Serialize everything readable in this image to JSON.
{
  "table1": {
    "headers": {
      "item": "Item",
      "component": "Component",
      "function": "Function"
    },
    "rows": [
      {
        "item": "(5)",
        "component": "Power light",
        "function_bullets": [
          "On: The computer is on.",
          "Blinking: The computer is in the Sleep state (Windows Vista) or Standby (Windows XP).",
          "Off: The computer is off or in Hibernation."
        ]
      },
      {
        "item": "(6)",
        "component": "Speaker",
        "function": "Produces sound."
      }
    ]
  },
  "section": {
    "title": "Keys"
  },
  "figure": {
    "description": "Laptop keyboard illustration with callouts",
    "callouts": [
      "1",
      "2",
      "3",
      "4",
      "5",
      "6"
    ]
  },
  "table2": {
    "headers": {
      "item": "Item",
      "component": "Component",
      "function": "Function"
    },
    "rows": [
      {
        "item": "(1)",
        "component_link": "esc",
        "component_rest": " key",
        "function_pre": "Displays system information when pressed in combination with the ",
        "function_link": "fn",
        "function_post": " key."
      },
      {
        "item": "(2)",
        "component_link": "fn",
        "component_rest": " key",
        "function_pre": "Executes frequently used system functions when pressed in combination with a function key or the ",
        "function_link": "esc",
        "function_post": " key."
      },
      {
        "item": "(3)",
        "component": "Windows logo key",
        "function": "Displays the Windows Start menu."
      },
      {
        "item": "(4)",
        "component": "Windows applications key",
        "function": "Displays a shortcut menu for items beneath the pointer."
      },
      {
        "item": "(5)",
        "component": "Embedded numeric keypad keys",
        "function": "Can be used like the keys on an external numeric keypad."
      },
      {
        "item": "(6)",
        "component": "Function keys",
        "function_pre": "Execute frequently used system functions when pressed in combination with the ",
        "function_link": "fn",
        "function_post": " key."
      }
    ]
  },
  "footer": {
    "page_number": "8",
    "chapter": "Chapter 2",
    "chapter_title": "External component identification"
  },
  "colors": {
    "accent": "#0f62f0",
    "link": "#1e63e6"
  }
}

=-=-=-=-=

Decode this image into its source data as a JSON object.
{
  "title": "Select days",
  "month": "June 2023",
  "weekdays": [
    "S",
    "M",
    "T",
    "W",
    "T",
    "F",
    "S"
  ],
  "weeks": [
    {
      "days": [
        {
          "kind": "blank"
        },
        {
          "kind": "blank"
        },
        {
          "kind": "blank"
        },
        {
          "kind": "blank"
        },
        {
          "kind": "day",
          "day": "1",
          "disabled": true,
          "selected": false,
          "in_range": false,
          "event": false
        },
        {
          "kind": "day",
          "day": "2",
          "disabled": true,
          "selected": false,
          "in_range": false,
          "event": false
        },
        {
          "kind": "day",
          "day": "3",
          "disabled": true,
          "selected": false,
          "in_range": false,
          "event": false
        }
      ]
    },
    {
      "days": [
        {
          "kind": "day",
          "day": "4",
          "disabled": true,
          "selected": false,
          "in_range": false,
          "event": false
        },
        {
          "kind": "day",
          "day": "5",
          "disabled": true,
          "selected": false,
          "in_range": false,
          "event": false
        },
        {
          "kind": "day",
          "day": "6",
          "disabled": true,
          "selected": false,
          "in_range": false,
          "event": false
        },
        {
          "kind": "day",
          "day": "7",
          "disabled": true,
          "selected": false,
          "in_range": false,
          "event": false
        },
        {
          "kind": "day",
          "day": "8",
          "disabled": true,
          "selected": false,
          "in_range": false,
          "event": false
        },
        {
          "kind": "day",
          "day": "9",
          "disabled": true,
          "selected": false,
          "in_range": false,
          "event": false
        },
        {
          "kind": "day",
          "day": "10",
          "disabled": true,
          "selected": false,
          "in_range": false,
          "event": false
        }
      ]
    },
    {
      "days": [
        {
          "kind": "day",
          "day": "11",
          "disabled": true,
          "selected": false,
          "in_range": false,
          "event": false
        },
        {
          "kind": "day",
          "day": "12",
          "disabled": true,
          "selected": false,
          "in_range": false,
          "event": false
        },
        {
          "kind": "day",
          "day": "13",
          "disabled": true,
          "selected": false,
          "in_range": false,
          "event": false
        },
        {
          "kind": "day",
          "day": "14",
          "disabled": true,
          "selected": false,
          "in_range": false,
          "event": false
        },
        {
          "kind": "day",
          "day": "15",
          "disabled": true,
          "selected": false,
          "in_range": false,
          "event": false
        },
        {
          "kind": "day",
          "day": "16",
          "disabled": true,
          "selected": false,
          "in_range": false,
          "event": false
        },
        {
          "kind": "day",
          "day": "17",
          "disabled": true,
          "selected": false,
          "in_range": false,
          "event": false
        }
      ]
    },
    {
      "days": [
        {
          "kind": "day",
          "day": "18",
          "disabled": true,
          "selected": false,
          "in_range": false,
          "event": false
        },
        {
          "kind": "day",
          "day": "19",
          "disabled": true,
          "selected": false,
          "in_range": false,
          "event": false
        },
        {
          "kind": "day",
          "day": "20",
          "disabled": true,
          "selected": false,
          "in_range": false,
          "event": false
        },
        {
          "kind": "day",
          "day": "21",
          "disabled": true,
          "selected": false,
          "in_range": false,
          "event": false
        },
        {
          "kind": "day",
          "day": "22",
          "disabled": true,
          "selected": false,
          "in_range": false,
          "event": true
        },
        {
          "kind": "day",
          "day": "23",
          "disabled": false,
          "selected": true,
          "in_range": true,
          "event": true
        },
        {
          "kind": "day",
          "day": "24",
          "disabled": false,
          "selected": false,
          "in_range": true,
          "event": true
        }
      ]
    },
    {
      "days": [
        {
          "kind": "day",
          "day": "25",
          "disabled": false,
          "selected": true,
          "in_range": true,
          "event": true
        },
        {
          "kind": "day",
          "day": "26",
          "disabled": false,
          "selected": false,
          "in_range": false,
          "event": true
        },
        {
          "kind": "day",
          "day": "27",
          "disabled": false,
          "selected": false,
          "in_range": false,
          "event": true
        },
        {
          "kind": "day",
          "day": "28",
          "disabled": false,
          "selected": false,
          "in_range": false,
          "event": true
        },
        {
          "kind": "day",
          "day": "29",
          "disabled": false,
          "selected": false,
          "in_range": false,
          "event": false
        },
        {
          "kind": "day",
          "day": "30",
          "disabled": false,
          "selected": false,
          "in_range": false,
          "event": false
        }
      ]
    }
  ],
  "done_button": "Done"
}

=-=-=-=-=

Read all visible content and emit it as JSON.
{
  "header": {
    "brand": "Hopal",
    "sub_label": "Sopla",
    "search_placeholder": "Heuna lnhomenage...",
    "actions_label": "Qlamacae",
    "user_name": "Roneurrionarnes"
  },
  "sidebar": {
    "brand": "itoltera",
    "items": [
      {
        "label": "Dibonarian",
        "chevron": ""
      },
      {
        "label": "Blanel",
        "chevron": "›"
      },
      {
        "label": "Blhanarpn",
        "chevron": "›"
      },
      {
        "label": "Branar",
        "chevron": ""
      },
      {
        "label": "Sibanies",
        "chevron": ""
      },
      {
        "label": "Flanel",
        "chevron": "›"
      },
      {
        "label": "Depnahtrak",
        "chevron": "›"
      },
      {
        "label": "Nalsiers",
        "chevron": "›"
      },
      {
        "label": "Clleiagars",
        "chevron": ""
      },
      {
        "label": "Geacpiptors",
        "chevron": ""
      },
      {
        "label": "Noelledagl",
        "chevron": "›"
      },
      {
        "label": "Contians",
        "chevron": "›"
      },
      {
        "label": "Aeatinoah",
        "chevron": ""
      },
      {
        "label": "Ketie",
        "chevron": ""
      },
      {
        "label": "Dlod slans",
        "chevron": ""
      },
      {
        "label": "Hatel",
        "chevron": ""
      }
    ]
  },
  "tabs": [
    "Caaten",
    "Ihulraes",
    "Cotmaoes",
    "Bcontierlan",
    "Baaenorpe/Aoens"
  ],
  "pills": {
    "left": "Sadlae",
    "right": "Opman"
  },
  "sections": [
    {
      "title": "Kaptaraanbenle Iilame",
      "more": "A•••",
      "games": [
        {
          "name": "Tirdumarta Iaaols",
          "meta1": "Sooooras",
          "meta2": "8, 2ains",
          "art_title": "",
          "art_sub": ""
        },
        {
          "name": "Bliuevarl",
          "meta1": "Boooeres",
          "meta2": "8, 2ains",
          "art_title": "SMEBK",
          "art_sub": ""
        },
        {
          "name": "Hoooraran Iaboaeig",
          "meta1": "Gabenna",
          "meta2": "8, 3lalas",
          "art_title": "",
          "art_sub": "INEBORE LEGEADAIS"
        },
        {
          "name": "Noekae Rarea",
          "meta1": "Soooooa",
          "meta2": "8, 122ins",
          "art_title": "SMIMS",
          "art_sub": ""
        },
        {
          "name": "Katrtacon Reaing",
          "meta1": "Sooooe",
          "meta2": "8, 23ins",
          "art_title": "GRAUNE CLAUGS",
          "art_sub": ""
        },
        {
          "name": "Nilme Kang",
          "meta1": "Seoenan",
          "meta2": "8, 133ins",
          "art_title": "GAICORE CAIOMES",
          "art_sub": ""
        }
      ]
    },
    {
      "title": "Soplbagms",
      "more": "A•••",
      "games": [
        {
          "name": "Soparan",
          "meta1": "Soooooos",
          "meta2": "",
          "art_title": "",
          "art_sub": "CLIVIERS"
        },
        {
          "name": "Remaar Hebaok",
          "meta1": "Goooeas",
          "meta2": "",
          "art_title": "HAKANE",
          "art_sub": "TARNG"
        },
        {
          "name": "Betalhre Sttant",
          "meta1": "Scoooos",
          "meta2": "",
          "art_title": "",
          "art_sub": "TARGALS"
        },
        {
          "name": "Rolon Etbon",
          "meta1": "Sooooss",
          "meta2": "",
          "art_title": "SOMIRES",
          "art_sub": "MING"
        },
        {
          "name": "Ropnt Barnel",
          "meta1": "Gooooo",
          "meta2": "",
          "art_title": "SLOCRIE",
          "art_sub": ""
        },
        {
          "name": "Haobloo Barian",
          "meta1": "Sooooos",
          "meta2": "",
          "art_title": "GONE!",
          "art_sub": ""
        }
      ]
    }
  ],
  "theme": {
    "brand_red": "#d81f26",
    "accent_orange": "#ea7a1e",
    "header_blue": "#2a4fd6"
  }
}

=-=-=-=-=

▸ **TO DO**: Count how many lines contain "this" and give only that count.

▸ **SOLUTION TO THE PROBLEM**: 2